▸ Task to complete:
Every line holding the word "conditions" counts once. Give the total, nothing more.

═══ Material for this task

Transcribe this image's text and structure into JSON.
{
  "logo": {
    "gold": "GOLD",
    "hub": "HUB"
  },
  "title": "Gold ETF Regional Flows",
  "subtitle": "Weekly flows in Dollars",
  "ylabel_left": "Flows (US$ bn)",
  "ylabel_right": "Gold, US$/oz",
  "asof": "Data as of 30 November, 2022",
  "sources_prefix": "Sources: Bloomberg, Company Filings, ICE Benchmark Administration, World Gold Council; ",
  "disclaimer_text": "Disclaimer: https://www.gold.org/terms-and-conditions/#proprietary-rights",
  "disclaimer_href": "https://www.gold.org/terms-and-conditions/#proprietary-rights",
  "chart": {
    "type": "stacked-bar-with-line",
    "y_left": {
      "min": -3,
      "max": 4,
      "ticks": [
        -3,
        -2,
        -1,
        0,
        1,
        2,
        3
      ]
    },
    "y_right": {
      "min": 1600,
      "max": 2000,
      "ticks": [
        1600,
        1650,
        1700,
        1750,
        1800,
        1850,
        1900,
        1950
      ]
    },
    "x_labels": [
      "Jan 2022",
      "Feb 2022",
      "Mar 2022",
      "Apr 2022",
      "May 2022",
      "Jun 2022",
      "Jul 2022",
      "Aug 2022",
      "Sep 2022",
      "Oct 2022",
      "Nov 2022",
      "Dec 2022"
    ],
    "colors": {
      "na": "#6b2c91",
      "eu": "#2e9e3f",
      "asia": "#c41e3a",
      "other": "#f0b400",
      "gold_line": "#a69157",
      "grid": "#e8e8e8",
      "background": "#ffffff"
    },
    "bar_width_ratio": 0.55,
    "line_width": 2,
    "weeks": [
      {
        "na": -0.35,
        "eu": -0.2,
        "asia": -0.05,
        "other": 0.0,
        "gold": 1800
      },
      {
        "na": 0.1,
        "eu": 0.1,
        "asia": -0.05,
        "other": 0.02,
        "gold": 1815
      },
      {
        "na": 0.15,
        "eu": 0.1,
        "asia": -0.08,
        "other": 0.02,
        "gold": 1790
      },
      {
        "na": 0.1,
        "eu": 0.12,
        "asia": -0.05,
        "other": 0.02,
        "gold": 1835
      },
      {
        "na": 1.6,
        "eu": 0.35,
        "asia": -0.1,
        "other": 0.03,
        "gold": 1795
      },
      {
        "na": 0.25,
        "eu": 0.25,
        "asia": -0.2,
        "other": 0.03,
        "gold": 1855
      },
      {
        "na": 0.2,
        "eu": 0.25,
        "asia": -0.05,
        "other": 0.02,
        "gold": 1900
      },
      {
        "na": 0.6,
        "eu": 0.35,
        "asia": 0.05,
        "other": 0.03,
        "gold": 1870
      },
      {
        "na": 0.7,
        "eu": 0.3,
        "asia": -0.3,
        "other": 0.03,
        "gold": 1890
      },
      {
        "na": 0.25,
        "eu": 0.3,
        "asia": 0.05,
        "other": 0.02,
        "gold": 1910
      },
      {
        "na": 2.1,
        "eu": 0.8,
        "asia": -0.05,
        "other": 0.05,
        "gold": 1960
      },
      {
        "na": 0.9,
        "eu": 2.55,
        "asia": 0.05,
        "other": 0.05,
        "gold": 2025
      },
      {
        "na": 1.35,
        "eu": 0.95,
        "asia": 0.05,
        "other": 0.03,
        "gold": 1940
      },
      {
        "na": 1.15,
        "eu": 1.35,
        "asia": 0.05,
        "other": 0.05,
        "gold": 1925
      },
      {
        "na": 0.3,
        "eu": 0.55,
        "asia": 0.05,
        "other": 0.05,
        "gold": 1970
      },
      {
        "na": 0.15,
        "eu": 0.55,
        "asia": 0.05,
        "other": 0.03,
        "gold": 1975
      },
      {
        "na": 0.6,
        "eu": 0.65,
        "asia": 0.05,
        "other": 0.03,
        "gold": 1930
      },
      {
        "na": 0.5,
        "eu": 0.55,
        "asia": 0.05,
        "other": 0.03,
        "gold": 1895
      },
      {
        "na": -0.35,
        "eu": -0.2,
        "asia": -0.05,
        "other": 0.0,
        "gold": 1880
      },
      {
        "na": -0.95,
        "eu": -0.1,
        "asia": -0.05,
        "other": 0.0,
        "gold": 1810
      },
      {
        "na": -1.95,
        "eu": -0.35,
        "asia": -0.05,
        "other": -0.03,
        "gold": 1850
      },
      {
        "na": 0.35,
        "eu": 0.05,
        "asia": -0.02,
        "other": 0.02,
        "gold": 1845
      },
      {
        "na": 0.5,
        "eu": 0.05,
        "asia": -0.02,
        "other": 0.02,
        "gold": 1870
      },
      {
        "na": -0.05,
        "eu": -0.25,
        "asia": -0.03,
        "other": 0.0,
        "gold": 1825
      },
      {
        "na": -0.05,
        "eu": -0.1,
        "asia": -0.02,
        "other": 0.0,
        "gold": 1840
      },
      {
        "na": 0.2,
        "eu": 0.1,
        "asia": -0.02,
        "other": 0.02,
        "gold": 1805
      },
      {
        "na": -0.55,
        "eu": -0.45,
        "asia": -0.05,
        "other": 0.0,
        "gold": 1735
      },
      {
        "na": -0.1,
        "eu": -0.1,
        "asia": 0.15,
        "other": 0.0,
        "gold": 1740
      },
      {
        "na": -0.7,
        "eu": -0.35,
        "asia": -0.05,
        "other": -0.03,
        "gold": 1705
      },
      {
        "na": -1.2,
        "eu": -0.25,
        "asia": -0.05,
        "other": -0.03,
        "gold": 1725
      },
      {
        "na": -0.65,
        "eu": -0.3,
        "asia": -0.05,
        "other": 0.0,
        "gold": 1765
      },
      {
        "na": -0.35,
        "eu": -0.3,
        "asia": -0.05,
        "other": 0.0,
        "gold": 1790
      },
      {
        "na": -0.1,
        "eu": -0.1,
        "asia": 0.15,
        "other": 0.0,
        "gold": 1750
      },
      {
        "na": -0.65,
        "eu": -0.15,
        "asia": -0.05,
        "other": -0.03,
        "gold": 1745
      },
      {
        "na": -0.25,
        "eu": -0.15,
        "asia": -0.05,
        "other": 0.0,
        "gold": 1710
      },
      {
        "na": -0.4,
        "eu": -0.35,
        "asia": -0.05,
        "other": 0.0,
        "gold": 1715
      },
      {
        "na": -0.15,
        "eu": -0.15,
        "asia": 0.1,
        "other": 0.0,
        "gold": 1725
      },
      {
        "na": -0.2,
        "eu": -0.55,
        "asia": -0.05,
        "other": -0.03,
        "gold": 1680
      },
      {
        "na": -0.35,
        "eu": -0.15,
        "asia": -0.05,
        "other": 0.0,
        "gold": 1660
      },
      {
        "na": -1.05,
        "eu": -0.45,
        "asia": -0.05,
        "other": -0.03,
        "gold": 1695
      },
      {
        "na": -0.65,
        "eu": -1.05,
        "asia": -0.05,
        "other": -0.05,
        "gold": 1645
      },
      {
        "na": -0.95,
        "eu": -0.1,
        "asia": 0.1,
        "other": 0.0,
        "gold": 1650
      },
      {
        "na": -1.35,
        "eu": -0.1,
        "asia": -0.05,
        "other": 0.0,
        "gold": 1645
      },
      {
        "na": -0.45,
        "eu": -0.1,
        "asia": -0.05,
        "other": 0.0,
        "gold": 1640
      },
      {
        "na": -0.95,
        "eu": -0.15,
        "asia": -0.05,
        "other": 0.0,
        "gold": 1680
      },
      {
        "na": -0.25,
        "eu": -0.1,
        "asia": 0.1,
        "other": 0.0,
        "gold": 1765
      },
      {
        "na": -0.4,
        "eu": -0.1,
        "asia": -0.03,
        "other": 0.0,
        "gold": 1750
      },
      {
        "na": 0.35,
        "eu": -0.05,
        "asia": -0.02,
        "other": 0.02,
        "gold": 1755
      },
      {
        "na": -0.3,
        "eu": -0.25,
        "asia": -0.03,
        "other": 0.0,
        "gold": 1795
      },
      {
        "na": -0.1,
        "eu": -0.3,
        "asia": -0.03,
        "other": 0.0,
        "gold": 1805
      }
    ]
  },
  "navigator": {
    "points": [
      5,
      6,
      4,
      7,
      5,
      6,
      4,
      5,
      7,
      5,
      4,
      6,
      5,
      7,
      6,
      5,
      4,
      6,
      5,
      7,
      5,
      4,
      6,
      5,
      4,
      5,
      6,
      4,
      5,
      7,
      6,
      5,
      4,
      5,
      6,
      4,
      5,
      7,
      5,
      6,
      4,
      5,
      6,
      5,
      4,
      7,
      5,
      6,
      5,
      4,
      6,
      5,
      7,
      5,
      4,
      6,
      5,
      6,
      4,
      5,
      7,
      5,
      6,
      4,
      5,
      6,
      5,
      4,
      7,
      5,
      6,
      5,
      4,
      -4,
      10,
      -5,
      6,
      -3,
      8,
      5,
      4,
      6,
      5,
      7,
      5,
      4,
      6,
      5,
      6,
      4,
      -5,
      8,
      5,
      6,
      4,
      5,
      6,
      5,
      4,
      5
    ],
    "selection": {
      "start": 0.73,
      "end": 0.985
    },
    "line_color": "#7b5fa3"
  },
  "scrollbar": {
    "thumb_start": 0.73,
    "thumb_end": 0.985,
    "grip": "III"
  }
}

══════

▸ The completed task:
2